● Stated goal
In the data below, find every line with the string "Coil" and pull it out.

● Exercise material
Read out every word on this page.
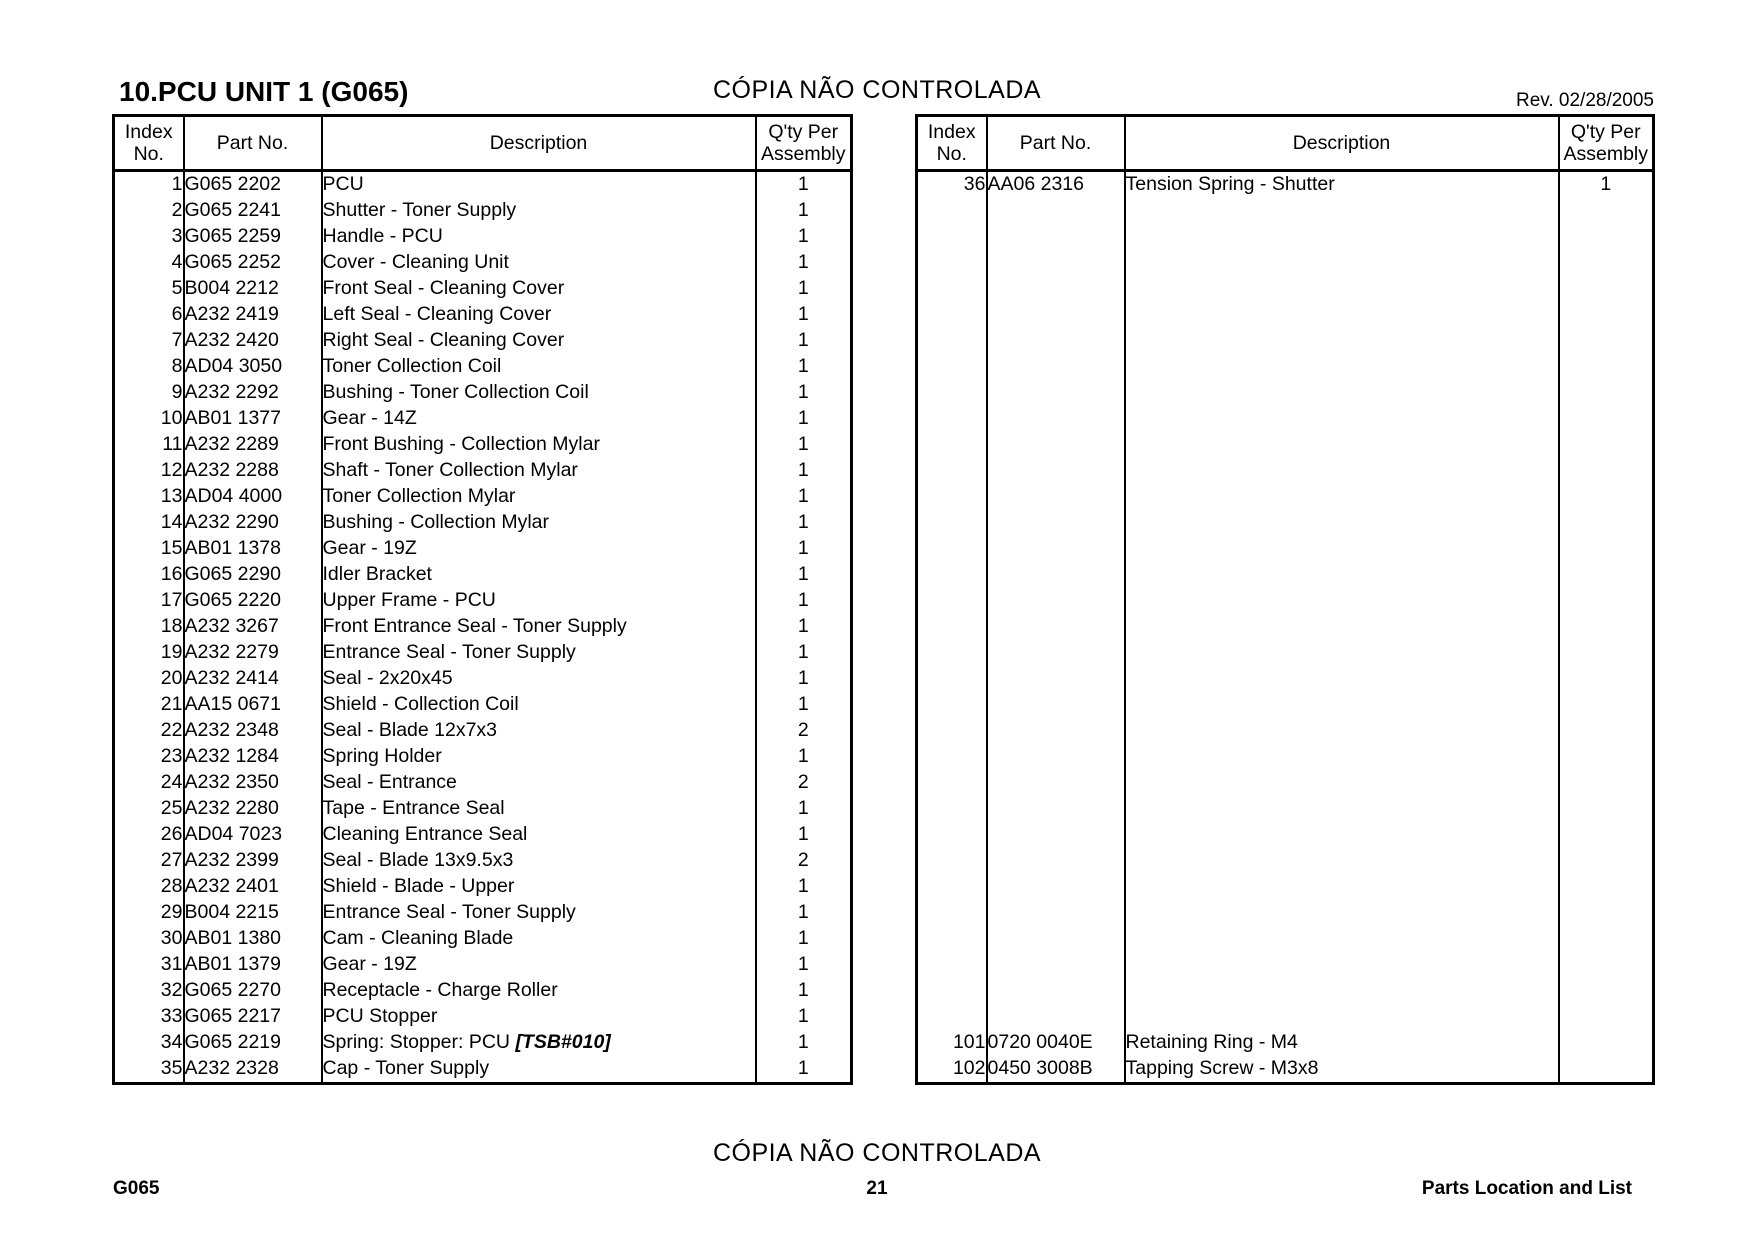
10.PCU UNIT 1 (G065)	CÓPIA NÃO CONTROLADA	Rev. 02/28/2005
Index
No.	Part No.	Description	Q'ty Per
Assembly
1	G065 2202	PCU	1
2	G065 2241	Shutter - Toner Supply	1
3	G065 2259	Handle - PCU	1
4	G065 2252	Cover - Cleaning Unit	1
5	B004 2212	Front Seal - Cleaning Cover	1
6	A232 2419	Left Seal - Cleaning Cover	1
7	A232 2420	Right Seal - Cleaning Cover	1
8	AD04 3050	Toner Collection Coil	1
9	A232 2292	Bushing - Toner Collection Coil	1
10	AB01 1377	Gear - 14Z	1
11	A232 2289	Front Bushing - Collection Mylar	1
12	A232 2288	Shaft - Toner Collection Mylar	1
13	AD04 4000	Toner Collection Mylar	1
14	A232 2290	Bushing - Collection Mylar	1
15	AB01 1378	Gear - 19Z	1
16	G065 2290	Idler Bracket	1
17	G065 2220	Upper Frame - PCU	1
18	A232 3267	Front Entrance Seal - Toner Supply	1
19	A232 2279	Entrance Seal - Toner Supply	1
20	A232 2414	Seal - 2x20x45	1
21	AA15 0671	Shield - Collection Coil	1
22	A232 2348	Seal - Blade 12x7x3	2
23	A232 1284	Spring Holder	1
24	A232 2350	Seal - Entrance	2
25	A232 2280	Tape - Entrance Seal	1
26	AD04 7023	Cleaning Entrance Seal	1
27	A232 2399	Seal - Blade 13x9.5x3	2
28	A232 2401	Shield - Blade - Upper	1
29	B004 2215	Entrance Seal - Toner Supply	1
30	AB01 1380	Cam - Cleaning Blade	1
31	AB01 1379	Gear - 19Z	1
32	G065 2270	Receptacle - Charge Roller	1
33	G065 2217	PCU Stopper	1
34	G065 2219	Spring: Stopper: PCU [TSB#010]	1
35	A232 2328	Cap - Toner Supply	1
Index
No.	Part No.	Description	Q'ty Per
Assembly
36	AA06 2316	Tension Spring - Shutter	1

101	0720 0040E	Retaining Ring - M4	
102	0450 3008B	Tapping Screw - M3x8	
CÓPIA NÃO CONTROLADA
G065	21	Parts Location and List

● Written answer
8	AD04 3050	Toner Collection Coil	1
9	A232 2292	Bushing - Toner Collection Coil	1
21	AA15 0671	Shield - Collection Coil	1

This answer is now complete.